Your instructions: Return the lines where the word "alipay" occurs.
::: Data provided :::
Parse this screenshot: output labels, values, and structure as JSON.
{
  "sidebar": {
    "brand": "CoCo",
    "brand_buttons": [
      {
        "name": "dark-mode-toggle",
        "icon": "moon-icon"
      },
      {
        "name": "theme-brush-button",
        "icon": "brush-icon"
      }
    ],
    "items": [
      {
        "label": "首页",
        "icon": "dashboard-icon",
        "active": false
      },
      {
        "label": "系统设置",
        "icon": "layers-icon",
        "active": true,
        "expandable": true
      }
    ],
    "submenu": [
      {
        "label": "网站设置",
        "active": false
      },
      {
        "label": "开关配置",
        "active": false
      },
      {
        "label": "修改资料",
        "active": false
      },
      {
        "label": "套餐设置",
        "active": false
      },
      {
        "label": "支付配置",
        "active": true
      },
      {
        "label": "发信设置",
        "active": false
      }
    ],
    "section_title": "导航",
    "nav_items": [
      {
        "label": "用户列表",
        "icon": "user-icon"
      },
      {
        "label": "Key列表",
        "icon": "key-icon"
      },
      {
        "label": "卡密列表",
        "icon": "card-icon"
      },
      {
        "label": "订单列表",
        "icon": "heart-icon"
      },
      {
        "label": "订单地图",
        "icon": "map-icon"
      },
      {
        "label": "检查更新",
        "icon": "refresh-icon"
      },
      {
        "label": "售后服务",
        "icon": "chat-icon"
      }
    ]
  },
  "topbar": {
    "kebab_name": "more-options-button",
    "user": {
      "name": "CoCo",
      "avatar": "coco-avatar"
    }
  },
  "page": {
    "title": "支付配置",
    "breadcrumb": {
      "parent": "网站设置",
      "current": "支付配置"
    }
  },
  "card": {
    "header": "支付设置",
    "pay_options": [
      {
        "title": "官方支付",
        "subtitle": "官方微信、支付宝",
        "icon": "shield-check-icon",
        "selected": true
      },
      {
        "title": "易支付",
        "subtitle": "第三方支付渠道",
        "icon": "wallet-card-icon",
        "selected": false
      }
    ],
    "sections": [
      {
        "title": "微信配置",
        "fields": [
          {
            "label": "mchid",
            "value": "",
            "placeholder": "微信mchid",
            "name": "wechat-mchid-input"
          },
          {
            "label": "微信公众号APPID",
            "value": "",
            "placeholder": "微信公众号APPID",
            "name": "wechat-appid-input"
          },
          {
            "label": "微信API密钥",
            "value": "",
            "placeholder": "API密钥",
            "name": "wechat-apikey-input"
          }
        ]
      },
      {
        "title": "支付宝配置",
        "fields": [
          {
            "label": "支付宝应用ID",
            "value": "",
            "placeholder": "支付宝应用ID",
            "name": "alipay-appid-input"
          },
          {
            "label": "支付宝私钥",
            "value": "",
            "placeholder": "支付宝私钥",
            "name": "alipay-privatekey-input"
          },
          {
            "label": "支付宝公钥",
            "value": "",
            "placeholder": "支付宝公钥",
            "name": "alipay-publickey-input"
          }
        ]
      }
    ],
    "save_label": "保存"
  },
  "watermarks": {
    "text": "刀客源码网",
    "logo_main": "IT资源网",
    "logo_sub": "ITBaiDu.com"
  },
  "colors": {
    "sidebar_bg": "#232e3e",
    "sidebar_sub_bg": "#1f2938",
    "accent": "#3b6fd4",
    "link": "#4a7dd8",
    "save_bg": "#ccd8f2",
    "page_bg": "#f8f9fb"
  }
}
:::
The answer:
            "name": "alipay-appid-input"
            "name": "alipay-privatekey-input"
            "name": "alipay-publickey-input"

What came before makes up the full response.